[start]

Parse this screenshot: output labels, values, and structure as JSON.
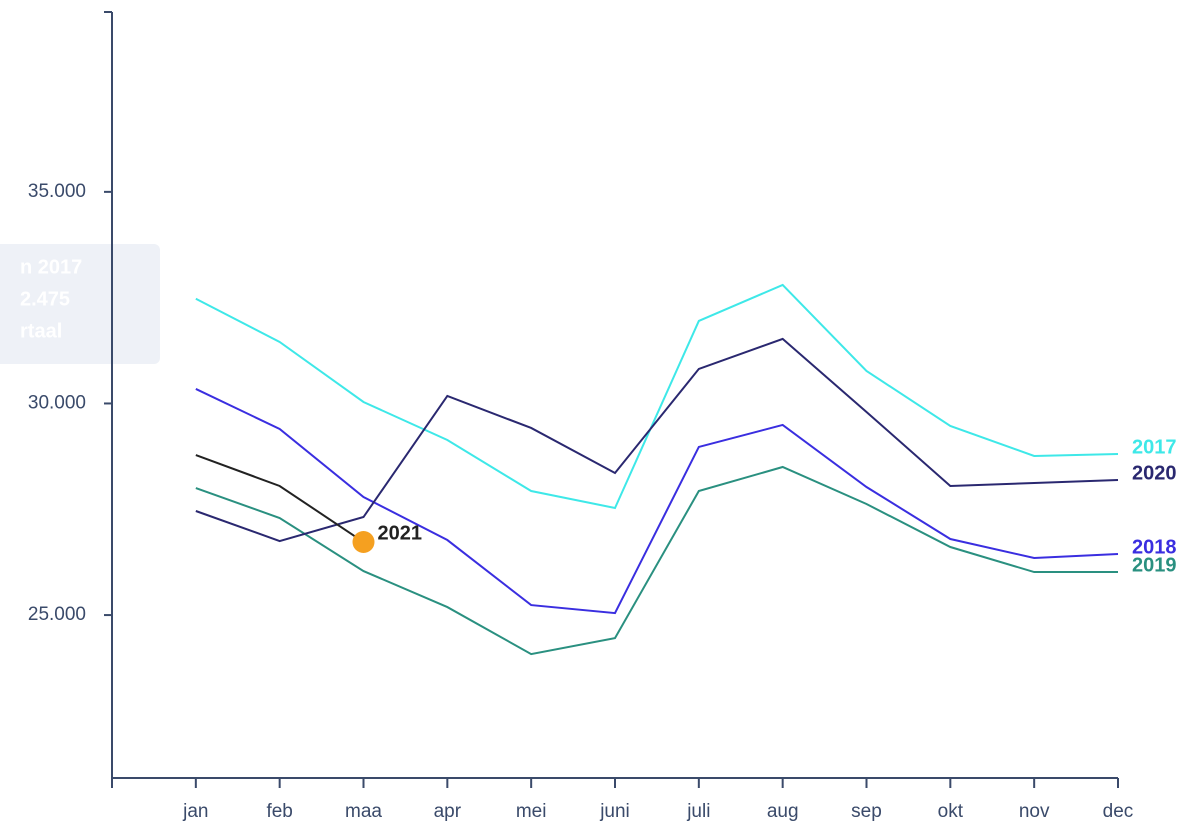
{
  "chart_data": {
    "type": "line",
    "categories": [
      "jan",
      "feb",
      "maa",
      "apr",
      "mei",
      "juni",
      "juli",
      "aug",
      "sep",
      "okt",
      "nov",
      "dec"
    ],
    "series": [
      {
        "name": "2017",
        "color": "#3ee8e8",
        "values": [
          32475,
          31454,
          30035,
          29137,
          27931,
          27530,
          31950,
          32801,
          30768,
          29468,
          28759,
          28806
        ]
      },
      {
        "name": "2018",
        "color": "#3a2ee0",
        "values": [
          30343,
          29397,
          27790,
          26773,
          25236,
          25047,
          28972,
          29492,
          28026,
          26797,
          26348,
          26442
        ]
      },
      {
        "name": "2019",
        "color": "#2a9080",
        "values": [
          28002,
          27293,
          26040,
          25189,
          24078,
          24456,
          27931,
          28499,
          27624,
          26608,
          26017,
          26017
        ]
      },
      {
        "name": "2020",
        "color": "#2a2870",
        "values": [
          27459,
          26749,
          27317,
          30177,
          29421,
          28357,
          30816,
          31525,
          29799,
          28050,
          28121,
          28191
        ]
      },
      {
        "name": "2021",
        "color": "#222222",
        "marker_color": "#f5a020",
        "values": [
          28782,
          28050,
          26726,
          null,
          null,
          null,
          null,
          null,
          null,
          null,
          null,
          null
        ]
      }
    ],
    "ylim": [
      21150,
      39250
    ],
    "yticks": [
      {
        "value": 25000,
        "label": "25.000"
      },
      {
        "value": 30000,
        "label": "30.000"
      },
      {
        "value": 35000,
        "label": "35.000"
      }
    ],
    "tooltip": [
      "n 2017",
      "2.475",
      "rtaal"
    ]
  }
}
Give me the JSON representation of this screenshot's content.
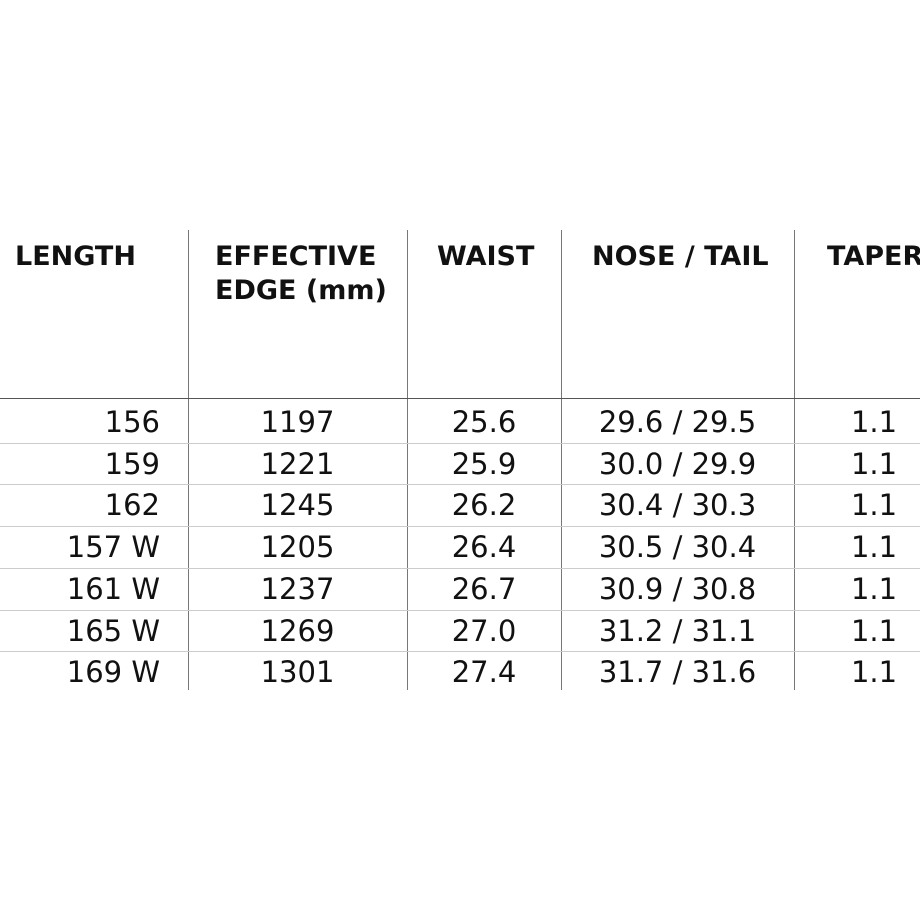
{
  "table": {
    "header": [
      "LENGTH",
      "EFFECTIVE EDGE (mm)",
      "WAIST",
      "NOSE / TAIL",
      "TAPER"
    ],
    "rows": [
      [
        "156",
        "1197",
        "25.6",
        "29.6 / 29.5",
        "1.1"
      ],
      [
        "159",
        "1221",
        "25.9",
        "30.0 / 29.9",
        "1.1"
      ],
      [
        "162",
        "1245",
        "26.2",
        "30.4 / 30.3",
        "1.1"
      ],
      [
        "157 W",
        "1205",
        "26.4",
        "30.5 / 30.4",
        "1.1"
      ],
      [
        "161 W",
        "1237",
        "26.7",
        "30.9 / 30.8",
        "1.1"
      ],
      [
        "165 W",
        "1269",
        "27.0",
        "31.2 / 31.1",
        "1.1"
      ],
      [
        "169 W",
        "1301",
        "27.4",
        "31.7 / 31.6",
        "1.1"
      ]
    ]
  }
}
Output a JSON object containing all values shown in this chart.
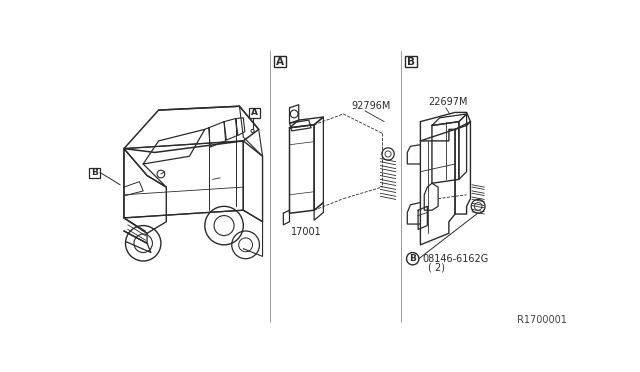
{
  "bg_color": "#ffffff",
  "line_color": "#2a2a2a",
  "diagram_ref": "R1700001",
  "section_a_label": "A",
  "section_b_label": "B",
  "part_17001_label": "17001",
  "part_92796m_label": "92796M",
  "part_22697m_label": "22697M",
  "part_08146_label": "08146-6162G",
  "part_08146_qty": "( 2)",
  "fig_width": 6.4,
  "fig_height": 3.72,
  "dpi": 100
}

[end]
[start]

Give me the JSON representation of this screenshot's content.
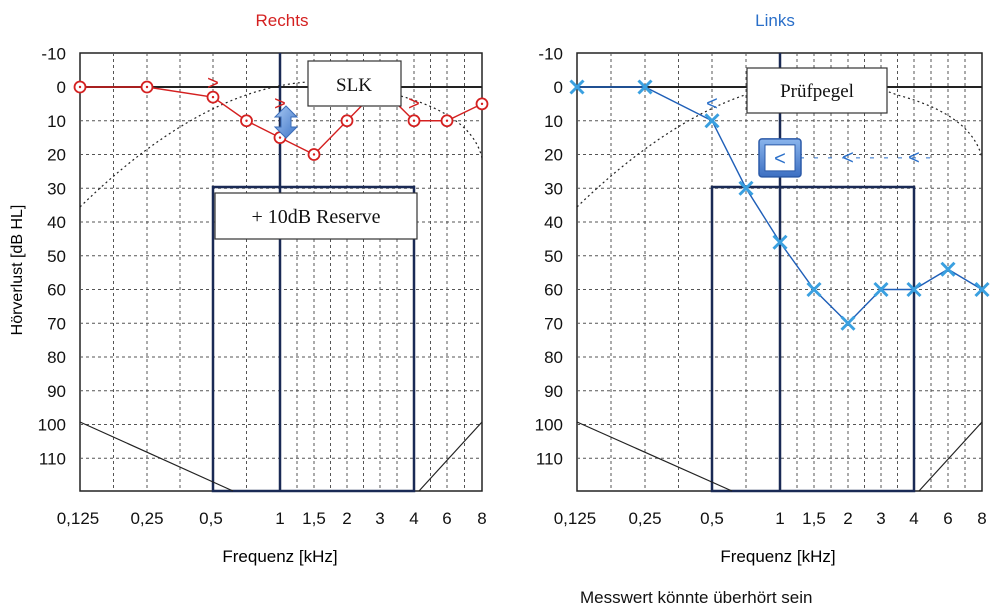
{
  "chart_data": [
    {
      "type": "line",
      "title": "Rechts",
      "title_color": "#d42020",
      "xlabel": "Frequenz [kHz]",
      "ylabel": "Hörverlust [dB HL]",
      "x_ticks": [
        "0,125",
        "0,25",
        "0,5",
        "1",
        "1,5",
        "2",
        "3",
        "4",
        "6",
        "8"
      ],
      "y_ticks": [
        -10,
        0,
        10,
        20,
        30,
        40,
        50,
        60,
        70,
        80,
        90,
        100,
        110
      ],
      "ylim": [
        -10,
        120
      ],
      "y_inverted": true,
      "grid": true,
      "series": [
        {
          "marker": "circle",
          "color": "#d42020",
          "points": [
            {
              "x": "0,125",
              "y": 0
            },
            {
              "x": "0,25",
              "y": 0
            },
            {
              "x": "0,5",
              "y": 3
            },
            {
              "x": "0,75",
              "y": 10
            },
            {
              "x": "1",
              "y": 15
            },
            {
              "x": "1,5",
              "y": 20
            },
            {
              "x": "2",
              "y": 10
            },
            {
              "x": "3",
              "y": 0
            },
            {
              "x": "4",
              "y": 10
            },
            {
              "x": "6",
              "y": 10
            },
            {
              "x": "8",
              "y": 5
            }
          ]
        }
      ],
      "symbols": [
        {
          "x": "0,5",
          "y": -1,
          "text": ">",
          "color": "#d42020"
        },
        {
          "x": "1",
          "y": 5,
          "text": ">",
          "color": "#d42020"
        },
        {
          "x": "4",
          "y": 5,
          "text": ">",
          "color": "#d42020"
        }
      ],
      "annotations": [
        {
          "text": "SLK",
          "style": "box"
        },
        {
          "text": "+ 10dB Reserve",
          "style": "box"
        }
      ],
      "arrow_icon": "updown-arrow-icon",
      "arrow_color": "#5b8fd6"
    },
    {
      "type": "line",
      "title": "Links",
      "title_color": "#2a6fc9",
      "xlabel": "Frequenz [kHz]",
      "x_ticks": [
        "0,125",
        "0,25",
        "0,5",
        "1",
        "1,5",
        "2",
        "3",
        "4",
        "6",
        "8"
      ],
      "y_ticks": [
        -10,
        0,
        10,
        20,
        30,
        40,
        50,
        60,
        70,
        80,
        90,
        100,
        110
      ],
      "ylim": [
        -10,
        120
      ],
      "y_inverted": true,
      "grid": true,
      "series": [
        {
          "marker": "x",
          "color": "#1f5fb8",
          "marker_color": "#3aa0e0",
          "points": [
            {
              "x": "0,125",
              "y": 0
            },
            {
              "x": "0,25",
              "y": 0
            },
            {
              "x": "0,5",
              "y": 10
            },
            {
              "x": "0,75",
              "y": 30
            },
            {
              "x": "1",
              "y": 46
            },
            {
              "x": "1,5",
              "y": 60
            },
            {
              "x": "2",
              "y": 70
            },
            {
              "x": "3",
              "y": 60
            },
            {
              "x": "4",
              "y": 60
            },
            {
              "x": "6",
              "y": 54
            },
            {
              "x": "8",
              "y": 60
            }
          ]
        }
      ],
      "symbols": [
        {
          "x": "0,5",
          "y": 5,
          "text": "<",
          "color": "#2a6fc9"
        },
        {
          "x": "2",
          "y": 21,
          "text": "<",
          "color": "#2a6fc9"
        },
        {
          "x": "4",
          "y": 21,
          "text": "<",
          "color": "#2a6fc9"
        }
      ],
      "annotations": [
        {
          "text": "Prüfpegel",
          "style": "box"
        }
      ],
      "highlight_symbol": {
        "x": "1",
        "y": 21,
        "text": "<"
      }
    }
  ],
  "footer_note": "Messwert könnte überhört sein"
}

[end]

• _EXERCISE OBJECTIVE_
From the material above, copy each line that includes the word "name".

• _WRITTEN ANSWER_
        "name": "2017",
        "name": "2018",
        "name": "2019",
        "name": "2020",
        "name": "2021",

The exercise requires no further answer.